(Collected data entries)
□ □ □
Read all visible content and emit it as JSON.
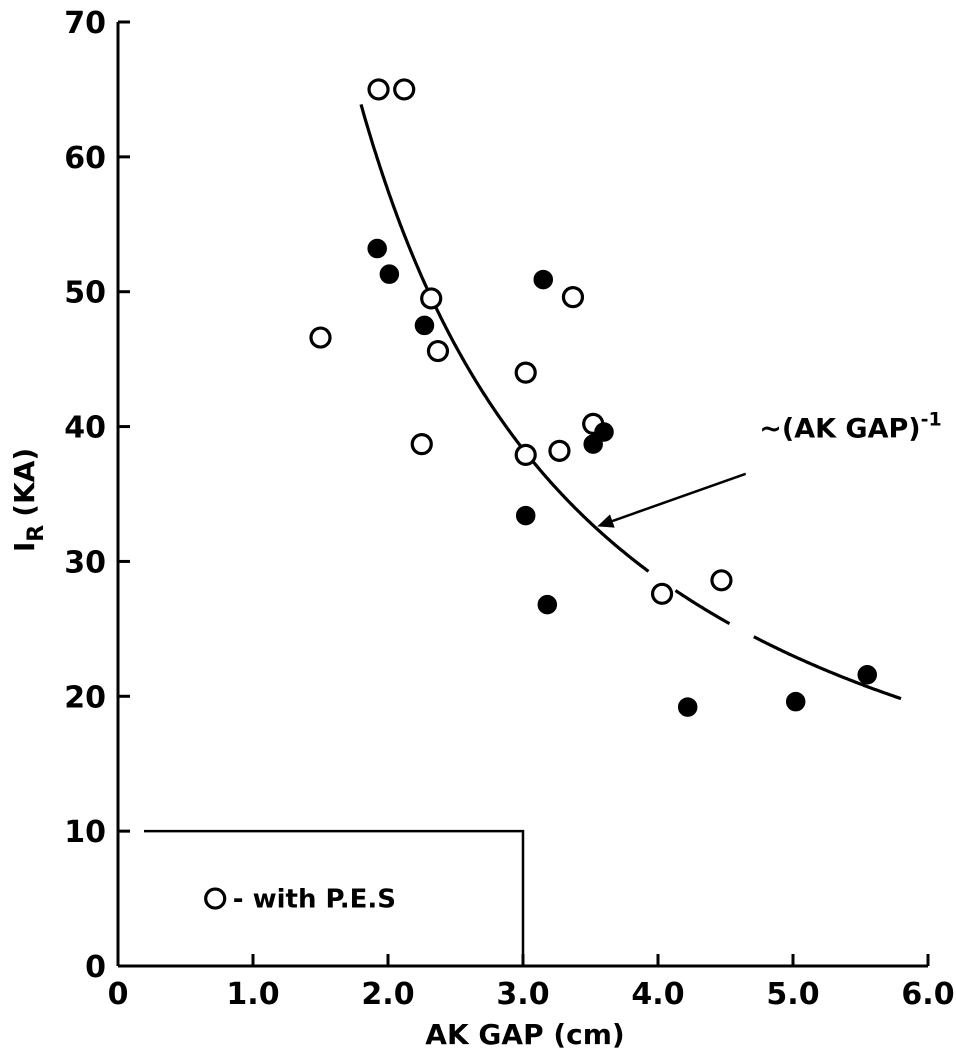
{
  "chart_data": {
    "type": "scatter",
    "title": "",
    "xlabel": "AK GAP (cm)",
    "ylabel_main": "I",
    "ylabel_sub": "R",
    "ylabel_rest": "(KA)",
    "xlim": [
      0,
      6.0
    ],
    "ylim": [
      0,
      70
    ],
    "x_ticks": [
      0,
      1.0,
      2.0,
      3.0,
      4.0,
      5.0,
      6.0
    ],
    "x_tick_labels": [
      "0",
      "1.0",
      "2.0",
      "3.0",
      "4.0",
      "5.0",
      "6.0"
    ],
    "y_ticks": [
      0,
      10,
      20,
      30,
      40,
      50,
      60,
      70
    ],
    "y_tick_labels": [
      "0",
      "10",
      "20",
      "30",
      "40",
      "50",
      "60",
      "70"
    ],
    "grid": false,
    "series": [
      {
        "marker": "open-circle",
        "points": [
          {
            "x": 1.93,
            "y": 65.0
          },
          {
            "x": 2.12,
            "y": 65.0
          },
          {
            "x": 1.5,
            "y": 46.6
          },
          {
            "x": 2.32,
            "y": 49.5
          },
          {
            "x": 2.37,
            "y": 45.6
          },
          {
            "x": 2.25,
            "y": 38.7
          },
          {
            "x": 3.02,
            "y": 44.0
          },
          {
            "x": 3.02,
            "y": 37.9
          },
          {
            "x": 3.27,
            "y": 38.2
          },
          {
            "x": 3.37,
            "y": 49.6
          },
          {
            "x": 3.52,
            "y": 40.2
          },
          {
            "x": 4.03,
            "y": 27.6
          },
          {
            "x": 4.47,
            "y": 28.6
          }
        ]
      },
      {
        "marker": "filled-circle",
        "points": [
          {
            "x": 1.92,
            "y": 53.2
          },
          {
            "x": 2.01,
            "y": 51.3
          },
          {
            "x": 2.27,
            "y": 47.5
          },
          {
            "x": 3.15,
            "y": 50.9
          },
          {
            "x": 3.02,
            "y": 33.4
          },
          {
            "x": 3.18,
            "y": 26.8
          },
          {
            "x": 3.52,
            "y": 38.7
          },
          {
            "x": 3.6,
            "y": 39.6
          },
          {
            "x": 4.22,
            "y": 19.2
          },
          {
            "x": 5.02,
            "y": 19.6
          },
          {
            "x": 5.55,
            "y": 21.6
          }
        ]
      }
    ],
    "fit_curve": {
      "form": "k / x",
      "k": 115,
      "x_range": [
        1.8,
        5.8
      ],
      "dash_gaps_x": [
        [
          3.93,
          4.12
        ],
        [
          4.53,
          4.7
        ]
      ]
    },
    "annotation": {
      "text_prefix": "~(AK GAP)",
      "superscript": "-1",
      "arrow_from": {
        "x": 4.65,
        "y": 36.5
      },
      "arrow_to": {
        "x": 3.55,
        "y": 32.6
      }
    },
    "legend": {
      "symbol": "open-circle",
      "text": "- with P.E.S",
      "box_x_range": [
        0,
        3.0
      ],
      "box_y_top": 10
    }
  }
}
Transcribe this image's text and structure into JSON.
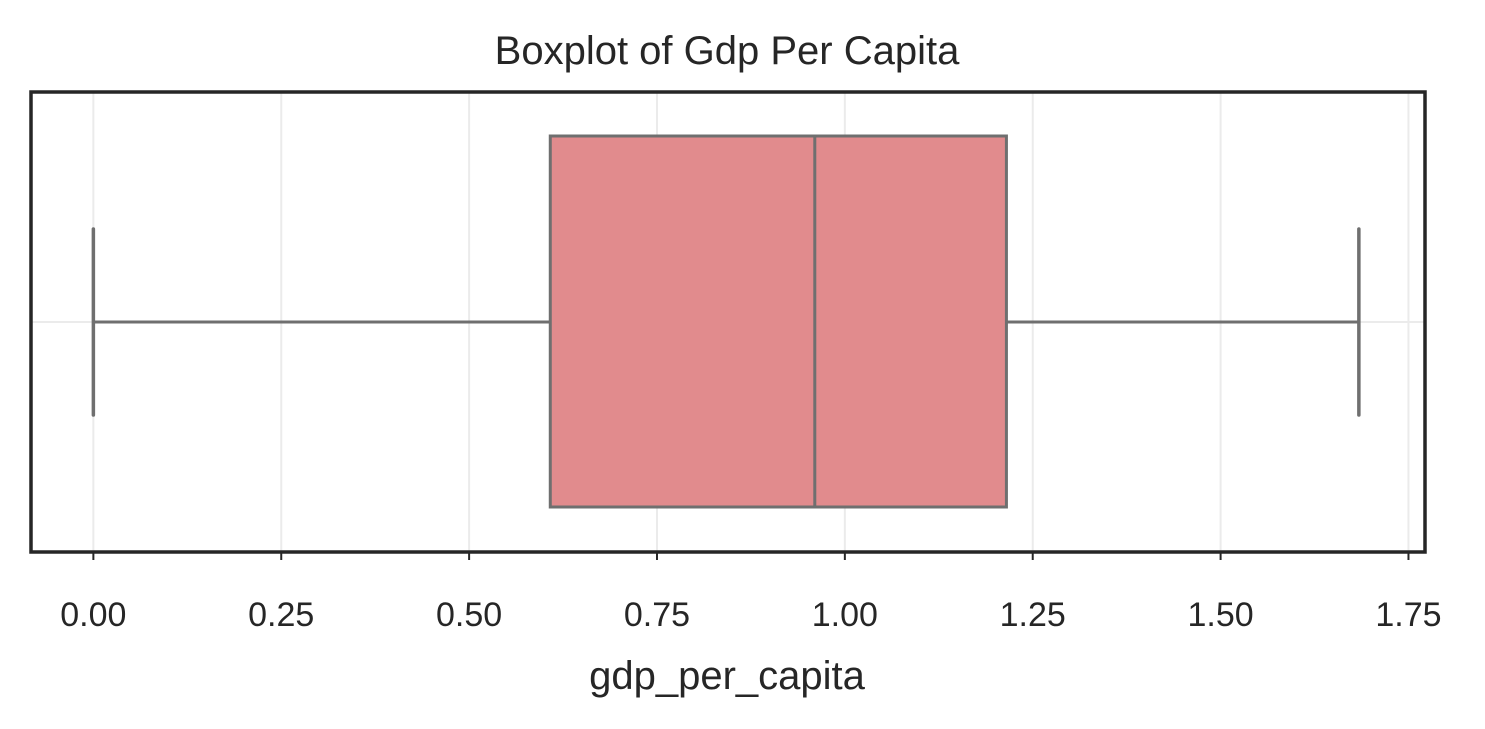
{
  "chart_data": {
    "type": "boxplot",
    "title": "Boxplot of Gdp Per Capita",
    "xlabel": "gdp_per_capita",
    "ylabel": "",
    "xlim": [
      -0.083,
      1.772
    ],
    "x_ticks": [
      0.0,
      0.25,
      0.5,
      0.75,
      1.0,
      1.25,
      1.5,
      1.75
    ],
    "x_tick_labels": [
      "0.00",
      "0.25",
      "0.50",
      "0.75",
      "1.00",
      "1.25",
      "1.50",
      "1.75"
    ],
    "grid": true,
    "box": {
      "whisker_low": 0.0,
      "q1": 0.608,
      "median": 0.96,
      "q3": 1.215,
      "whisker_high": 1.684
    },
    "colors": {
      "box_fill": "#e18b8d",
      "box_line": "#6f6f6f",
      "frame": "#262626",
      "grid": "#ebebeb"
    }
  }
}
□ □ □
▸ THE EXERCISE
Set down the material above as is, without any pictures.

▸ ANSWER
Read all visible content and emit it as JSON.
{
  "chart_data": {
    "type": "scatter",
    "title": "",
    "xlabel": "AK GAP (cm)",
    "ylabel_main": "I",
    "ylabel_sub": "R",
    "ylabel_rest": "(KA)",
    "xlim": [
      0,
      6.0
    ],
    "ylim": [
      0,
      70
    ],
    "x_ticks": [
      0,
      1.0,
      2.0,
      3.0,
      4.0,
      5.0,
      6.0
    ],
    "x_tick_labels": [
      "0",
      "1.0",
      "2.0",
      "3.0",
      "4.0",
      "5.0",
      "6.0"
    ],
    "y_ticks": [
      0,
      10,
      20,
      30,
      40,
      50,
      60,
      70
    ],
    "y_tick_labels": [
      "0",
      "10",
      "20",
      "30",
      "40",
      "50",
      "60",
      "70"
    ],
    "grid": false,
    "series": [
      {
        "marker": "open-circle",
        "points": [
          {
            "x": 1.93,
            "y": 65.0
          },
          {
            "x": 2.12,
            "y": 65.0
          },
          {
            "x": 1.5,
            "y": 46.6
          },
          {
            "x": 2.32,
            "y": 49.5
          },
          {
            "x": 2.37,
            "y": 45.6
          },
          {
            "x": 2.25,
            "y": 38.7
          },
          {
            "x": 3.02,
            "y": 44.0
          },
          {
            "x": 3.02,
            "y": 37.9
          },
          {
            "x": 3.27,
            "y": 38.2
          },
          {
            "x": 3.37,
            "y": 49.6
          },
          {
            "x": 3.52,
            "y": 40.2
          },
          {
            "x": 4.03,
            "y": 27.6
          },
          {
            "x": 4.47,
            "y": 28.6
          }
        ]
      },
      {
        "marker": "filled-circle",
        "points": [
          {
            "x": 1.92,
            "y": 53.2
          },
          {
            "x": 2.01,
            "y": 51.3
          },
          {
            "x": 2.27,
            "y": 47.5
          },
          {
            "x": 3.15,
            "y": 50.9
          },
          {
            "x": 3.02,
            "y": 33.4
          },
          {
            "x": 3.18,
            "y": 26.8
          },
          {
            "x": 3.52,
            "y": 38.7
          },
          {
            "x": 3.6,
            "y": 39.6
          },
          {
            "x": 4.22,
            "y": 19.2
          },
          {
            "x": 5.02,
            "y": 19.6
          },
          {
            "x": 5.55,
            "y": 21.6
          }
        ]
      }
    ],
    "fit_curve": {
      "form": "k / x",
      "k": 115,
      "x_range": [
        1.8,
        5.8
      ],
      "dash_gaps_x": [
        [
          3.93,
          4.12
        ],
        [
          4.53,
          4.7
        ]
      ]
    },
    "annotation": {
      "text_prefix": "~(AK GAP)",
      "superscript": "-1",
      "arrow_from": {
        "x": 4.65,
        "y": 36.5
      },
      "arrow_to": {
        "x": 3.55,
        "y": 32.6
      }
    },
    "legend": {
      "symbol": "open-circle",
      "text": "- with P.E.S",
      "box_x_range": [
        0,
        3.0
      ],
      "box_y_top": 10
    }
  }
}
Transcribe this image's text and structure into JSON.
{
  "chart_data": {
    "type": "boxplot",
    "title": "Boxplot of Gdp Per Capita",
    "xlabel": "gdp_per_capita",
    "ylabel": "",
    "xlim": [
      -0.083,
      1.772
    ],
    "x_ticks": [
      0.0,
      0.25,
      0.5,
      0.75,
      1.0,
      1.25,
      1.5,
      1.75
    ],
    "x_tick_labels": [
      "0.00",
      "0.25",
      "0.50",
      "0.75",
      "1.00",
      "1.25",
      "1.50",
      "1.75"
    ],
    "grid": true,
    "box": {
      "whisker_low": 0.0,
      "q1": 0.608,
      "median": 0.96,
      "q3": 1.215,
      "whisker_high": 1.684
    },
    "colors": {
      "box_fill": "#e18b8d",
      "box_line": "#6f6f6f",
      "frame": "#262626",
      "grid": "#ebebeb"
    }
  }
}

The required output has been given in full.